> _STATED PROBLEM_
Copy out every record below, word for word.

++++ GIVEN DATA ++++

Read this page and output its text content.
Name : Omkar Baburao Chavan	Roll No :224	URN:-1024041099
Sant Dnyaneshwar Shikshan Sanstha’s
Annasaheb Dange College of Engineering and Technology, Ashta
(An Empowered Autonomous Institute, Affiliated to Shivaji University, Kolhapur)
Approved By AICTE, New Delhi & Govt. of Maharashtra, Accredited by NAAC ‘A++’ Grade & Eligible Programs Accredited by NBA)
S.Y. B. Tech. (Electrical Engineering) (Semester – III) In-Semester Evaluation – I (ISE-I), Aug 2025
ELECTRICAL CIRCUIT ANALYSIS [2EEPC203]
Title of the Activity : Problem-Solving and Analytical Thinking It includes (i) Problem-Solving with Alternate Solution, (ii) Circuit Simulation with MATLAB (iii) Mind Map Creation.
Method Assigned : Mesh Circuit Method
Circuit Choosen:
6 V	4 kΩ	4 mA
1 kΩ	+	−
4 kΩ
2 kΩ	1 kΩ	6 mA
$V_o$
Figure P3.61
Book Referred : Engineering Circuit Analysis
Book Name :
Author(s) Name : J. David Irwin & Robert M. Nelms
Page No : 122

++++

> _RESPONSE_
Read this page and output its text content.
Name : Omkar Baburao Chavan	Roll No :224	URN:-1024041099
Sant Dnyaneshwar Shikshan Sanstha’s
Annasaheb Dange College of Engineering and Technology, Ashta
(An Empowered Autonomous Institute, Affiliated to Shivaji University, Kolhapur)
Approved By AICTE, New Delhi & Govt. of Maharashtra, Accredited by NAAC ‘A++’ Grade & Eligible Programs Accredited by NBA)
S.Y. B. Tech. (Electrical Engineering) (Semester – III) In-Semester Evaluation – I (ISE-I), Aug 2025
ELECTRICAL CIRCUIT ANALYSIS [2EEPC203]
Title of the Activity : Problem-Solving and Analytical Thinking It includes (i) Problem-Solving with Alternate Solution, (ii) Circuit Simulation with MATLAB (iii) Mind Map Creation.
Method Assigned : Mesh Circuit Method
Circuit Choosen:
6 V	4 kΩ	4 mA
1 kΩ	+	−
4 kΩ
2 kΩ	1 kΩ	6 mA
$V_o$
Figure P3.61
Book Referred : Engineering Circuit Analysis
Book Name :
Author(s) Name : J. David Irwin & Robert M. Nelms
Page No : 122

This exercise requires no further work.